── DOCUMENT SECTION ──

Amex Platinum (UK): the gold standard for perks
American Express Platinum (UK) at £650/year includes: Priority Pass unlimited lounge access (1,400+ lounges globally), Centurion Lounge access, comprehensive travel insurance, hotel status upgrades (Hilton Gold, Marriott Gold, Radisson Rewards Premium), car hire insurance, and Membership Rewards points on all spending. The forex fee of 2.99% means it's not the card for everyday overseas spending — pair it with a zero-forex debit card for that. The annual fee is justified by the lounge access alone for someone taking 10+ flights a year.
Revolut Metal: the accessible alternative
Revolut Metal at £16.99/month (£203/year) includes: DragonPass lounge access (one free visit per month), travel insurance via Zurich, zero forex fees, unlimited ATM withdrawals, and a metal card. For someone who wants premium travel card benefits without the £650 commitment, Revolut Metal hits many of the same points at a fraction of the cost. The coverage is less comprehensive than Amex Platinum but the value proposition at the price is strong.
Chase Sapphire Reserve (USA): the American equivalent
For American frequent flyers, Chase Sapphire Reserve ($550/year) is the most powerful travel card: Priority Pass lounge access, $300 annual travel credit (reducing effective fee to $250), comprehensive travel insurance, 3x points on travel and dining, trip delay and cancellation insurance, and zero foreign transaction fees. This card alone provides more value than most UK cards at its price point for anyone spending heavily on travel.

───
── RECORDED DATA ──

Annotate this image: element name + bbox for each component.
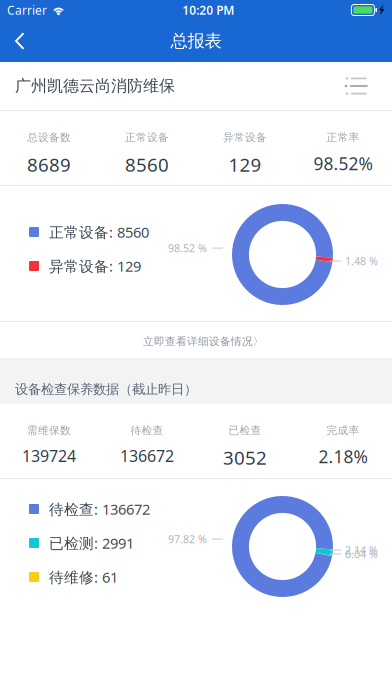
staticText: 98.52% bbox=[314, 152, 372, 175]
staticText: 正常率 bbox=[326, 131, 360, 144]
staticText: 已检查 bbox=[228, 424, 262, 437]
staticText: 98.52 % bbox=[168, 241, 207, 255]
staticText: 8560 bbox=[125, 152, 169, 177]
staticText: 待维修: 61 bbox=[49, 567, 118, 587]
staticText: 总设备数 bbox=[27, 131, 71, 144]
button[interactable]: Back bbox=[0, 21, 42, 61]
staticText: 1.48 % bbox=[345, 254, 378, 268]
staticText: Carrier bbox=[7, 2, 47, 18]
staticText: 待检查 bbox=[130, 424, 164, 437]
staticText: 异常设备 bbox=[223, 131, 267, 144]
staticText: 待检查: 136672 bbox=[49, 499, 150, 519]
staticText: 136672 bbox=[120, 445, 174, 466]
staticText: 8689 bbox=[27, 152, 71, 177]
staticText: 正常设备 bbox=[125, 131, 169, 144]
button[interactable]: 立即查看详细设备情况〉 bbox=[0, 322, 392, 358]
staticText: 需维保数 bbox=[27, 424, 71, 437]
staticText: 广州凯德云尚消防维保 bbox=[15, 76, 175, 96]
staticText: 立即查看详细设备情况〉 bbox=[143, 335, 264, 348]
staticText: 2.14 % bbox=[345, 543, 378, 557]
staticText: 97.82 % bbox=[168, 532, 207, 546]
staticText: 129 bbox=[228, 152, 262, 177]
staticText: 3052 bbox=[223, 445, 267, 470]
staticText: 0.04 % bbox=[345, 547, 378, 561]
staticText: 完成率 bbox=[326, 424, 360, 437]
staticText: 2.18% bbox=[318, 445, 368, 468]
staticText: 设备检查保养数据（截止昨日） bbox=[15, 381, 197, 397]
staticText: 10:20 PM bbox=[182, 2, 234, 18]
button[interactable]: 广州凯德云尚消防维保 bbox=[0, 62, 392, 110]
staticText: 总报表 bbox=[170, 30, 222, 52]
staticText: 已检测: 2991 bbox=[49, 533, 134, 553]
staticText: 139724 bbox=[22, 445, 76, 466]
staticText: 异常设备: 129 bbox=[49, 256, 141, 276]
staticText: 正常设备: 8560 bbox=[49, 222, 149, 242]
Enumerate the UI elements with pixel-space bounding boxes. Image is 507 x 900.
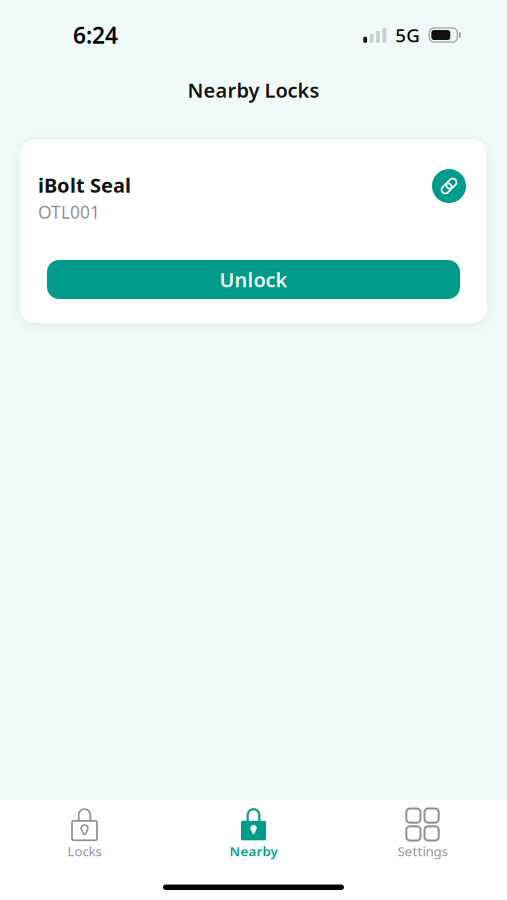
staticText: Locks: [68, 842, 102, 860]
staticText: OTL001: [38, 200, 100, 224]
staticText: 6:24: [73, 20, 118, 50]
button[interactable]: Nearby: [169, 804, 338, 854]
button[interactable]: Locks: [0, 804, 169, 854]
staticText: 5G: [395, 23, 420, 47]
button[interactable]: Settings: [338, 804, 507, 854]
button[interactable]: Unlock: [47, 260, 460, 299]
staticText: Settings: [398, 842, 448, 860]
staticText: Nearby Locks: [188, 77, 320, 103]
staticText: iBolt Seal: [38, 172, 131, 198]
staticText: Unlock: [220, 266, 288, 293]
staticText: Nearby: [230, 842, 278, 860]
button[interactable]: Connect: [432, 169, 466, 203]
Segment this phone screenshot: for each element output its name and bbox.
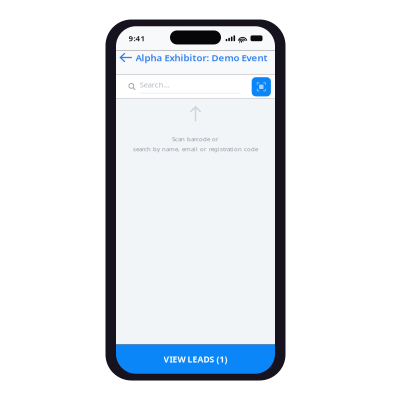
- button[interactable]: Scan barcode: [252, 77, 271, 96]
- staticText: Scan barcode or: [172, 135, 219, 143]
- staticText: search by name, email or registration co…: [133, 145, 258, 153]
- staticText: Alpha Exhibitor: Demo Event: [136, 51, 268, 64]
- staticText: Search...: [140, 80, 170, 90]
- button[interactable]: Alpha Exhibitor: Demo Event: [116, 51, 275, 75]
- button[interactable]: VIEW LEADS (1): [116, 344, 275, 374]
- staticText: 9:41: [128, 33, 146, 44]
- staticText: VIEW LEADS (1): [164, 353, 228, 365]
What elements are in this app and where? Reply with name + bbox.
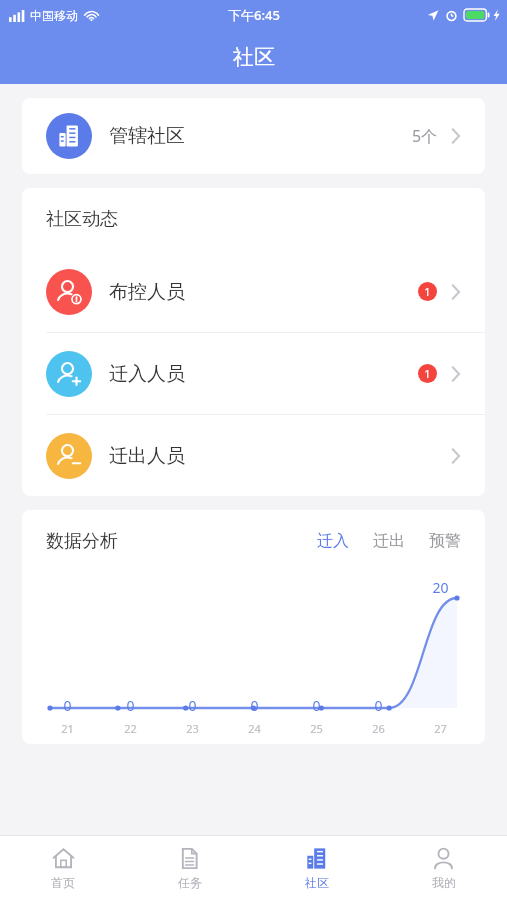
staticText: 26: [372, 721, 385, 736]
staticText: 管辖社区: [109, 124, 185, 148]
staticText: 0: [188, 696, 197, 715]
button[interactable]: 迁出人员: [22, 415, 485, 496]
button[interactable]: 预警: [423, 527, 467, 555]
button[interactable]: 迁入: [311, 527, 355, 555]
staticText: 迁出: [373, 531, 405, 551]
staticText: 预警: [429, 531, 461, 551]
staticText: 0: [63, 696, 72, 715]
staticText: 任务: [178, 875, 202, 890]
staticText: 下午6:45: [228, 6, 280, 24]
button[interactable]: 社区: [253, 836, 380, 900]
staticText: 24: [248, 721, 261, 736]
staticText: 20: [432, 578, 449, 597]
staticText: 1: [424, 284, 431, 299]
button[interactable]: 迁入人员: [22, 333, 485, 414]
staticText: 27: [434, 721, 447, 736]
staticText: 社区动态: [46, 208, 118, 231]
staticText: 首页: [51, 875, 75, 890]
staticText: 社区: [233, 44, 275, 70]
button[interactable]: 我的: [380, 836, 507, 900]
staticText: 社区: [305, 875, 329, 890]
staticText: 1: [424, 366, 431, 381]
staticText: 迁出人员: [109, 444, 185, 468]
staticText: 0: [126, 696, 135, 715]
staticText: 25: [310, 721, 323, 736]
staticText: 我的: [432, 875, 456, 890]
staticText: 21: [61, 721, 74, 736]
staticText: 0: [374, 696, 383, 715]
button[interactable]: 布控人员: [22, 251, 485, 332]
button[interactable]: 任务: [126, 836, 253, 900]
staticText: 迁入: [317, 531, 349, 551]
staticText: 中国移动: [30, 8, 78, 23]
staticText: 布控人员: [109, 280, 185, 304]
staticText: 23: [186, 721, 199, 736]
button[interactable]: 首页: [0, 836, 126, 900]
staticText: 数据分析: [46, 530, 118, 553]
staticText: 迁入人员: [109, 362, 185, 386]
button[interactable]: 迁出: [367, 527, 411, 555]
staticText: 22: [124, 721, 137, 736]
staticText: 0: [250, 696, 259, 715]
staticText: 5个: [412, 125, 438, 147]
button[interactable]: 管辖社区: [22, 98, 485, 174]
staticText: 0: [312, 696, 321, 715]
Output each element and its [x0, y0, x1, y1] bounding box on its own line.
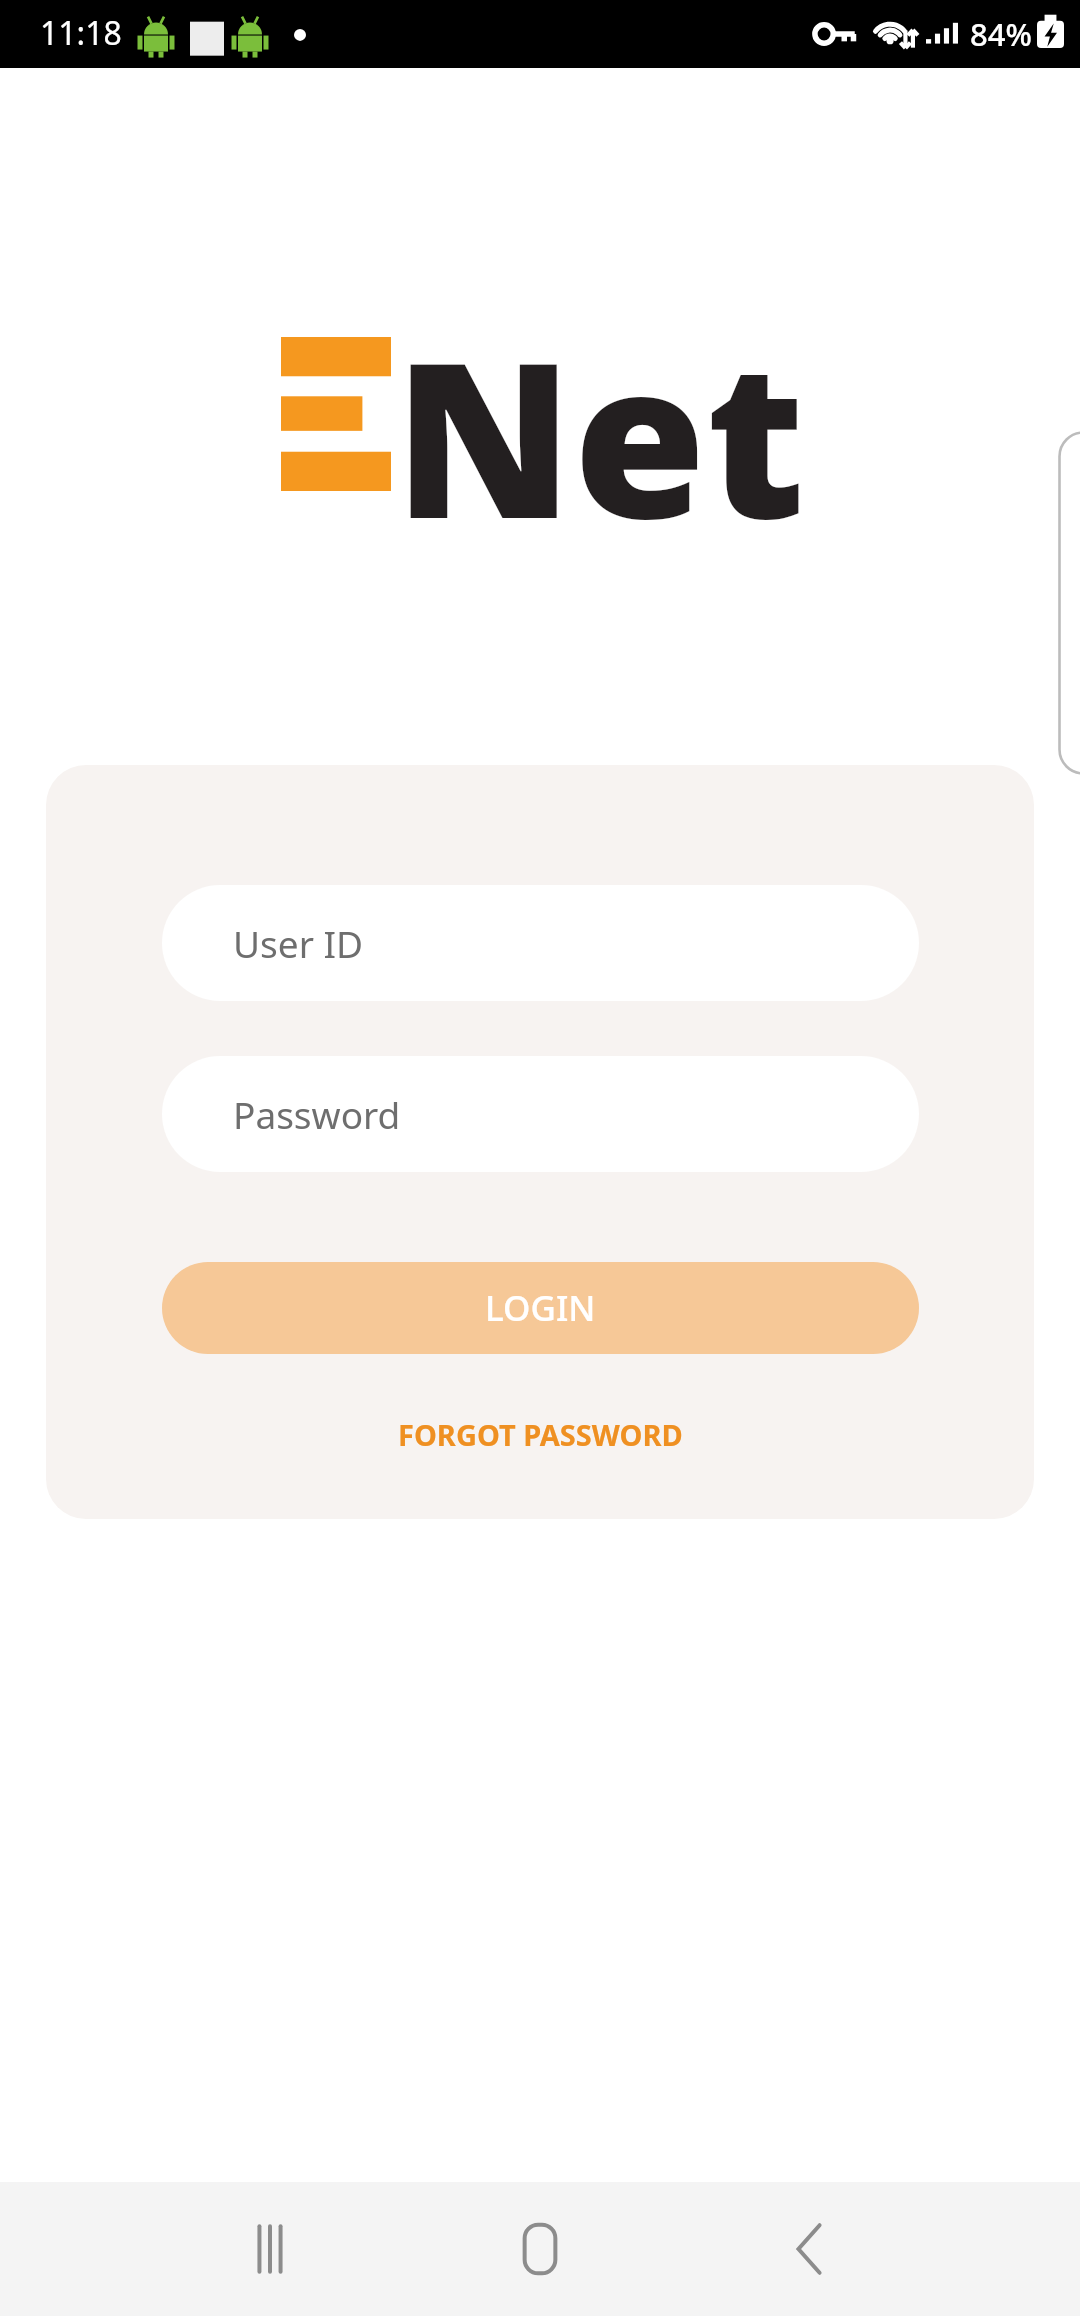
button[interactable]: Recent apps: [180, 2182, 360, 2316]
button[interactable]: Password: [162, 1056, 919, 1172]
button[interactable]: Home: [450, 2182, 630, 2316]
button[interactable]: LOGIN: [162, 1262, 919, 1354]
staticText: LOGIN: [485, 1284, 596, 1332]
staticText: 84%: [970, 13, 1032, 55]
staticText: Net: [394, 288, 806, 581]
button[interactable]: User ID: [162, 885, 919, 1001]
button[interactable]: Back: [720, 2182, 900, 2316]
staticText: Password: [233, 1089, 401, 1139]
staticText: 11:18: [40, 11, 122, 55]
staticText: FORGOT PASSWORD: [398, 1415, 683, 1454]
staticText: User ID: [233, 918, 364, 968]
button[interactable]: FORGOT PASSWORD: [46, 1401, 1034, 1467]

───

EXERCISE TASK
Please decide whether each statement below agrees with the text on premium travel cards, answering yes or no and quoting the deciding words. (a) Revolut Metal includes one free DragonPass lounge visit per month. (b) Amex Platinum (UK) charges no forex fee. (c) The $300 annual travel credit on Chase Sapphire Reserve brings its effective fee down to $250.

WRITTEN RESPONSE
(a) Yes: "DragonPass lounge access (one free visit per month)"
(b) No: "The forex fee of 2.99%"
(c) Yes: "$300 annual travel credit (reducing effective fee to $250)"